- Challenge
Select lines where the word "Undergrad" appears.

- Records provided
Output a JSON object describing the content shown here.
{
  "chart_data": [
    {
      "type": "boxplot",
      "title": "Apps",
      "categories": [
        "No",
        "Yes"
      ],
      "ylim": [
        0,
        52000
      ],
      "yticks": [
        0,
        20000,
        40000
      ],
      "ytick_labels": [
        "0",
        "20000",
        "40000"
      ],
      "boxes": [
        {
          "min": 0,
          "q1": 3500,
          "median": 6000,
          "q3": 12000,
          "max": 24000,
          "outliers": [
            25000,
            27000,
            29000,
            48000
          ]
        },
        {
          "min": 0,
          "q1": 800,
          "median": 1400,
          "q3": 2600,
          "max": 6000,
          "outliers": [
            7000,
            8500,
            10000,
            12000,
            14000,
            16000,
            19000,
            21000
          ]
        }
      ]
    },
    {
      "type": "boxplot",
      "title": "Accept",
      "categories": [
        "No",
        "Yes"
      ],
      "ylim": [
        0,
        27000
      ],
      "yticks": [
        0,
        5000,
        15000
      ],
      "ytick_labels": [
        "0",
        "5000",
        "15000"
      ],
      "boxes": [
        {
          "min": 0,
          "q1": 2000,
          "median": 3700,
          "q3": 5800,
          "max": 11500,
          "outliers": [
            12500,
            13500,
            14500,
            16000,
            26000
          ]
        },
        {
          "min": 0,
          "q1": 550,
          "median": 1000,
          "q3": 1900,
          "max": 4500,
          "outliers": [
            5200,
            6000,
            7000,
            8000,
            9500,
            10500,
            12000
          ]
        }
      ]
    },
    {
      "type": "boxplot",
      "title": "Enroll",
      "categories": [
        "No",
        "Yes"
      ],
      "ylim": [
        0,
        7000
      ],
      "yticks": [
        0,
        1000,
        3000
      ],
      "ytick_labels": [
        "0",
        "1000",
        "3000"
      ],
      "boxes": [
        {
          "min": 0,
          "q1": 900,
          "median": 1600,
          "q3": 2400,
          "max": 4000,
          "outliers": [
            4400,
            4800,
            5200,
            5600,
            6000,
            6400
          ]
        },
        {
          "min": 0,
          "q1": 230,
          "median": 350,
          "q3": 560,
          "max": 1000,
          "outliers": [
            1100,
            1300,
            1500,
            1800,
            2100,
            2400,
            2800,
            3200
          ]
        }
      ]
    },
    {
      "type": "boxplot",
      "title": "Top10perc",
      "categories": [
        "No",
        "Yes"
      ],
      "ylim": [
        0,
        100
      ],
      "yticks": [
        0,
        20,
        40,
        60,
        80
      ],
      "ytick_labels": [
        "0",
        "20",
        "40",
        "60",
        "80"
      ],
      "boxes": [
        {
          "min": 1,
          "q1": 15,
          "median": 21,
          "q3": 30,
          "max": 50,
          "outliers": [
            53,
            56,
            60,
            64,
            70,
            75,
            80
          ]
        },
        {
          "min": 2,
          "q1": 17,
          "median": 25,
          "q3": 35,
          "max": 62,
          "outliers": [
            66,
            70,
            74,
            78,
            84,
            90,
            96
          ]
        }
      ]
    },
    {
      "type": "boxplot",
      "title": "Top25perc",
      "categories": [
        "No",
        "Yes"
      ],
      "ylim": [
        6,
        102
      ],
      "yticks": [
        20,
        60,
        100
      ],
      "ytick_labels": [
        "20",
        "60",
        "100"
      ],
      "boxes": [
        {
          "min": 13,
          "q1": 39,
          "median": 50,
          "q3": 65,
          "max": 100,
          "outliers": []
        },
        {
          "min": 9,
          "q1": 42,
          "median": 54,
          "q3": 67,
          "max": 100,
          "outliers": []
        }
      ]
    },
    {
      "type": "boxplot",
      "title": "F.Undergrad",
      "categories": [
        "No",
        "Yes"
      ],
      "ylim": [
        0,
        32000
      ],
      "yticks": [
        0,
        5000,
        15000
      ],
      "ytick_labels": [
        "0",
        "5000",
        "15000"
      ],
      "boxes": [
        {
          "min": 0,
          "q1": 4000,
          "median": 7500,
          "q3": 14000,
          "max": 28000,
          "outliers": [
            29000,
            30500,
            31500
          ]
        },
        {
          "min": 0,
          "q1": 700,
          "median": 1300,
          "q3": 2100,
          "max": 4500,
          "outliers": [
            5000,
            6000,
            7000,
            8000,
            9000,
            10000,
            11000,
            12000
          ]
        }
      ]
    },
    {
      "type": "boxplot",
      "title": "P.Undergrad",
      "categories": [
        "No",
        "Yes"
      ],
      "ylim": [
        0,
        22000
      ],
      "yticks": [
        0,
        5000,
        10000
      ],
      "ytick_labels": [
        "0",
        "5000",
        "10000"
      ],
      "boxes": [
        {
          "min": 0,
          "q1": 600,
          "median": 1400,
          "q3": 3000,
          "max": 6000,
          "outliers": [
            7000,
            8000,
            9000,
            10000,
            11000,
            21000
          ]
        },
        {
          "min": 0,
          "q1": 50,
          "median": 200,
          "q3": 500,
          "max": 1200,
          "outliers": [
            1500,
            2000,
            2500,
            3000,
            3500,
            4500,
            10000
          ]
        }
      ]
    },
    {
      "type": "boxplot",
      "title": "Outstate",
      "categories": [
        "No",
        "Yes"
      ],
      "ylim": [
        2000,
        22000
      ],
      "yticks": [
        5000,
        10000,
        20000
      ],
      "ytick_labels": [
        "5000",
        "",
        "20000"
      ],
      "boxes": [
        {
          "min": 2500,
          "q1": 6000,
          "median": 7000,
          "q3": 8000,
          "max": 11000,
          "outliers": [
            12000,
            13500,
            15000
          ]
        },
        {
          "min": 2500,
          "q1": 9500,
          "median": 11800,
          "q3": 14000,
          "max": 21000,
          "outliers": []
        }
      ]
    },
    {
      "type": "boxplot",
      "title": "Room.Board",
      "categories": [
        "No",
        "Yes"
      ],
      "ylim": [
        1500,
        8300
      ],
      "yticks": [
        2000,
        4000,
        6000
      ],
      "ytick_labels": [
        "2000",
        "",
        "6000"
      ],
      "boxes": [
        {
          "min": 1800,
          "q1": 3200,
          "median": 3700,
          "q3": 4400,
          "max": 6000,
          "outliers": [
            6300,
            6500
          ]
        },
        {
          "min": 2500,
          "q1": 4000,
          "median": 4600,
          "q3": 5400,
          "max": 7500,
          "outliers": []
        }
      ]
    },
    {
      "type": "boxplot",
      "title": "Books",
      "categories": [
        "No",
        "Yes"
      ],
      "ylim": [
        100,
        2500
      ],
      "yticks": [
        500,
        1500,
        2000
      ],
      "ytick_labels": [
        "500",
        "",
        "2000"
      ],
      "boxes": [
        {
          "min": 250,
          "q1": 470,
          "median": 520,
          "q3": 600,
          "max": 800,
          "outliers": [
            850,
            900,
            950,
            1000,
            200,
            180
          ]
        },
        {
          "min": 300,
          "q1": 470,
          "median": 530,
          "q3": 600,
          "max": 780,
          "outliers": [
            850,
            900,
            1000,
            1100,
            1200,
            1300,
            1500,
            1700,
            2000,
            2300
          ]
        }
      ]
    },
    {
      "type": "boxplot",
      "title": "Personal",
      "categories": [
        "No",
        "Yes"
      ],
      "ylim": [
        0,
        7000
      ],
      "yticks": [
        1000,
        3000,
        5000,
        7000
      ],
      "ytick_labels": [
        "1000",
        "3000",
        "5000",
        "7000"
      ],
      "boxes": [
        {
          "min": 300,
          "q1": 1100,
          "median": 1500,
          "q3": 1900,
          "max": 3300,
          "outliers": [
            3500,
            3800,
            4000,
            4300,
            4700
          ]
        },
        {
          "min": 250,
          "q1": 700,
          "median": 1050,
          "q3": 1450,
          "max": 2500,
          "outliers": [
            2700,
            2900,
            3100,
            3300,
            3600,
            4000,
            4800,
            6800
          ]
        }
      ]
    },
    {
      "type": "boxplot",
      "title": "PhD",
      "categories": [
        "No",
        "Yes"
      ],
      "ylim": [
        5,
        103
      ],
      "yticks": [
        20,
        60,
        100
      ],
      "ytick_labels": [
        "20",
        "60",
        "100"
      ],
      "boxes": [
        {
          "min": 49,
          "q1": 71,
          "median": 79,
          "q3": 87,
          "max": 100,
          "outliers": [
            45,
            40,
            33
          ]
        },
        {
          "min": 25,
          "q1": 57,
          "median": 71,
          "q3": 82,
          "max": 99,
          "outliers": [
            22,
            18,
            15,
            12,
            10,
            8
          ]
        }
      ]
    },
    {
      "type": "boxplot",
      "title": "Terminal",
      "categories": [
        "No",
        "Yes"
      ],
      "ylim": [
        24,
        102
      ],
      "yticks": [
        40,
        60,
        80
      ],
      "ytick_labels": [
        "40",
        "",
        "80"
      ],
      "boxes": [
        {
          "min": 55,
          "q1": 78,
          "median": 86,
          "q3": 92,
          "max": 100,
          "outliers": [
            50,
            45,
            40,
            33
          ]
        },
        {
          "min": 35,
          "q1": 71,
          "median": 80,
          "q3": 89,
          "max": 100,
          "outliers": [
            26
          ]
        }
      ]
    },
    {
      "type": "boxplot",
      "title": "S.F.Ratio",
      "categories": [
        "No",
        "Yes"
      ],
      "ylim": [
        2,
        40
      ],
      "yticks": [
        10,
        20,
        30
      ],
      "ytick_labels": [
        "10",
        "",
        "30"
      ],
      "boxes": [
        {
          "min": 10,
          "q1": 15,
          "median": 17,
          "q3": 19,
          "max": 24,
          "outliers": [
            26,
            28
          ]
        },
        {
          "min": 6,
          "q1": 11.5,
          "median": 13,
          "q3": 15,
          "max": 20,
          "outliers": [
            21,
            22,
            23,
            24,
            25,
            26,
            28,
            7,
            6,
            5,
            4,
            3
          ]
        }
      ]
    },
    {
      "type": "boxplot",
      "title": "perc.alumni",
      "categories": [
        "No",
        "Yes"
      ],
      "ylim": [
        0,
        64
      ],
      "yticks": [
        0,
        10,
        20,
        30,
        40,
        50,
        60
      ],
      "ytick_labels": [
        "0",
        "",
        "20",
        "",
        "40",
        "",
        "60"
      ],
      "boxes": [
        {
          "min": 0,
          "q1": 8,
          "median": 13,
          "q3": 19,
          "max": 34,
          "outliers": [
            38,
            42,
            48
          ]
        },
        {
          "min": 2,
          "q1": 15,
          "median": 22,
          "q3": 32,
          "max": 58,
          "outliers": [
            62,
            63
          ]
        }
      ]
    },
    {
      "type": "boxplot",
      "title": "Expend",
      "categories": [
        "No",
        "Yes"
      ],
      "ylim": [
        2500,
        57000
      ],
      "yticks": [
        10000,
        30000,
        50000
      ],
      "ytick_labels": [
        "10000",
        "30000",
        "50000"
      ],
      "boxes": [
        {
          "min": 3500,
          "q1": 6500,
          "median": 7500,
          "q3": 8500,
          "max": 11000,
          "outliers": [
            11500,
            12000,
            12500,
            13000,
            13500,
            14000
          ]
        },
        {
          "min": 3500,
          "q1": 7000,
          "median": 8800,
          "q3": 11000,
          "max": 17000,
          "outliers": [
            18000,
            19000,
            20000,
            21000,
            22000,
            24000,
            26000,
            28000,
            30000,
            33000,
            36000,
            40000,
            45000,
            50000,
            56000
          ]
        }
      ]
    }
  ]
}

- Full response
      "title": "F.Undergrad",
      "title": "P.Undergrad",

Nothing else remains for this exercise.